### DESCRIPTION OF THE TASK
Give back exactly the lines from the one holding "Parse this screenshot: output" to the bottom of the material, both included, and nothing more. No pictures.

===== RECORDS FOR THIS TASK

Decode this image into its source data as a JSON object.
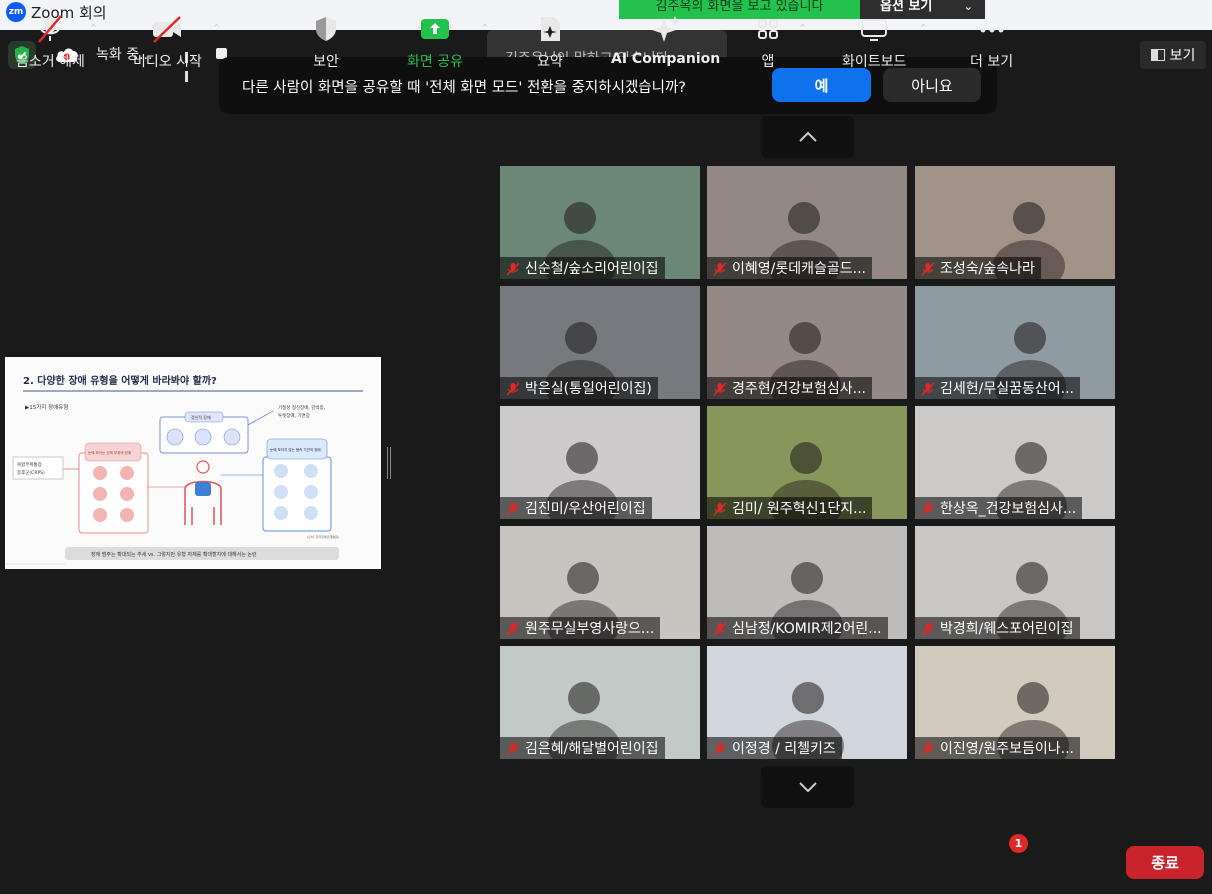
{
  "app": {
    "title": "Zoom 회의",
    "logo_text": "zm"
  },
  "share_banner": {
    "text": "김주옥의 화면을 보고 있습니다",
    "options_label": "옵션 보기"
  },
  "recording": {
    "status": "녹화 중..."
  },
  "view_button": {
    "label": "보기"
  },
  "speaking_toast": {
    "text": "김주옥님이 말하고 있습니다..."
  },
  "dialog": {
    "message": "다른 사람이 화면을 공유할 때 '전체 화면 모드' 전환을 중지하시겠습니까?",
    "yes_label": "예",
    "no_label": "아니요"
  },
  "slide": {
    "title": "2. 다양한 장애 유형을 어떻게 바라봐야 할까?",
    "subtitle": "▶15가지 장애유형",
    "left_note_1": "복합부위통증",
    "left_note_2": "증후군(CRPS)",
    "center_box_label": "정신적 장애",
    "right_note_1": "기질성 정신장애, 강박증,",
    "right_note_2": "투렛장애, 기면증",
    "left_box_label": "눈에 보이는 신체 부위의 장애",
    "right_box_label": "눈에 보이지 않는 몸속 기관의 장애",
    "footer_source": "(출처: 한국장애인개발원)",
    "bottom_bar": "장애 범주는 확대되는 추세 vs. 그렇지만 유형 자체를 확대할지에 대해서는 논란"
  },
  "participants": [
    {
      "name": "신순철/숲소리어린이집",
      "bg": "#5f7d6b"
    },
    {
      "name": "이혜영/롯데캐슬골드...",
      "bg": "#8a7f78"
    },
    {
      "name": "조성숙/숲속나라",
      "bg": "#9a8a7e"
    },
    {
      "name": "박은실(통일어린이집)",
      "bg": "#6b6f74"
    },
    {
      "name": "경주현/건강보험심사...",
      "bg": "#8b7f7a"
    },
    {
      "name": "김세헌/무실꿈동산어...",
      "bg": "#86939b"
    },
    {
      "name": "김진미/우산어린이집",
      "bg": "#c9c7c8"
    },
    {
      "name": "김미/ 원주혁신1단지...",
      "bg": "#7d8e4d"
    },
    {
      "name": "한상옥_건강보험심사...",
      "bg": "#c8c6c5"
    },
    {
      "name": "원주무실부영사랑으...",
      "bg": "#c4c1bc"
    },
    {
      "name": "심남정/KOMIR제2어린...",
      "bg": "#b9b7b5"
    },
    {
      "name": "박경희/웨스포어린이집",
      "bg": "#c5c3c1"
    },
    {
      "name": "김은혜/해달별어린이집",
      "bg": "#bcc6c2"
    },
    {
      "name": "이정경 / 리첼키즈",
      "bg": "#cdd3da"
    },
    {
      "name": "이진영/원주보듬이나...",
      "bg": "#cfc6b8"
    }
  ],
  "toolbar": {
    "mute": "음소거 해제",
    "video": "비디오 시작",
    "security": "보안",
    "share": "화면 공유",
    "summary": "요약",
    "ai": "AI Companion",
    "apps": "앱",
    "whiteboard": "화이트보드",
    "more": "더 보기",
    "more_badge": "1",
    "end": "종료"
  },
  "colors": {
    "accent": "#0e72ed",
    "share_green": "#23c14d",
    "end_red": "#c9232b",
    "muted_red": "#e02828"
  }
}
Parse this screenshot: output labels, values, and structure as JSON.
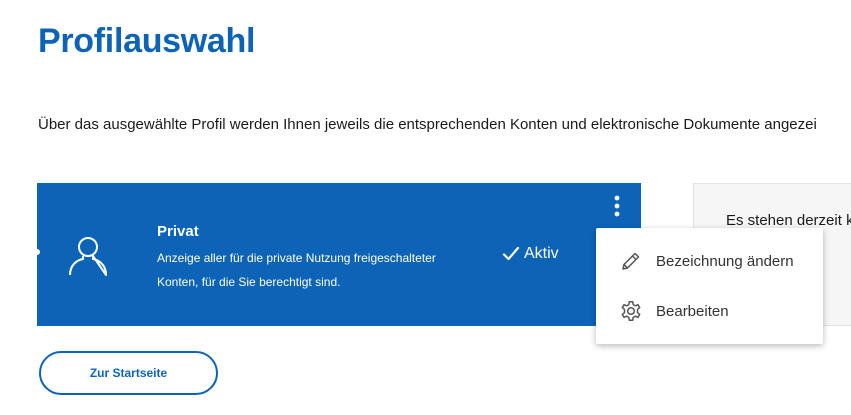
{
  "page": {
    "title": "Profilauswahl",
    "intro": "Über das ausgewählte Profil werden Ihnen jeweils die entsprechenden Konten und elektronische Dokumente angezei"
  },
  "profile_card": {
    "title": "Privat",
    "description": "Anzeige aller für die private Nutzung freigeschalteter Konten, für die Sie berechtigt sind.",
    "status": "Aktiv",
    "icons": [
      "user-icon",
      "check-icon",
      "more-vertical-icon"
    ]
  },
  "side_card": {
    "text": "Es stehen derzeit k"
  },
  "context_menu": {
    "items": [
      {
        "label": "Bezeichnung ändern",
        "icon": "pencil-icon"
      },
      {
        "label": "Bearbeiten",
        "icon": "gear-icon"
      }
    ]
  },
  "buttons": {
    "start": "Zur Startseite"
  },
  "colors": {
    "brand_blue": "#0d64b7",
    "text": "#1a1a1a",
    "menu_text": "#333333",
    "side_card_bg": "#f6f6f6"
  }
}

==========

### TASK RESPONSE
Parse this screenshot: output labels, values, and structure as JSON.
{
  "page": {
    "title": "Profilauswahl",
    "intro": "Über das ausgewählte Profil werden Ihnen jeweils die entsprechenden Konten und elektronische Dokumente angezei"
  },
  "profile_card": {
    "title": "Privat",
    "description": "Anzeige aller für die private Nutzung freigeschalteter Konten, für die Sie berechtigt sind.",
    "status": "Aktiv",
    "icons": [
      "user-icon",
      "check-icon",
      "more-vertical-icon"
    ]
  },
  "side_card": {
    "text": "Es stehen derzeit k"
  },
  "context_menu": {
    "items": [
      {
        "label": "Bezeichnung ändern",
        "icon": "pencil-icon"
      },
      {
        "label": "Bearbeiten",
        "icon": "gear-icon"
      }
    ]
  },
  "buttons": {
    "start": "Zur Startseite"
  },
  "colors": {
    "brand_blue": "#0d64b7",
    "text": "#1a1a1a",
    "menu_text": "#333333",
    "side_card_bg": "#f6f6f6"
  }
}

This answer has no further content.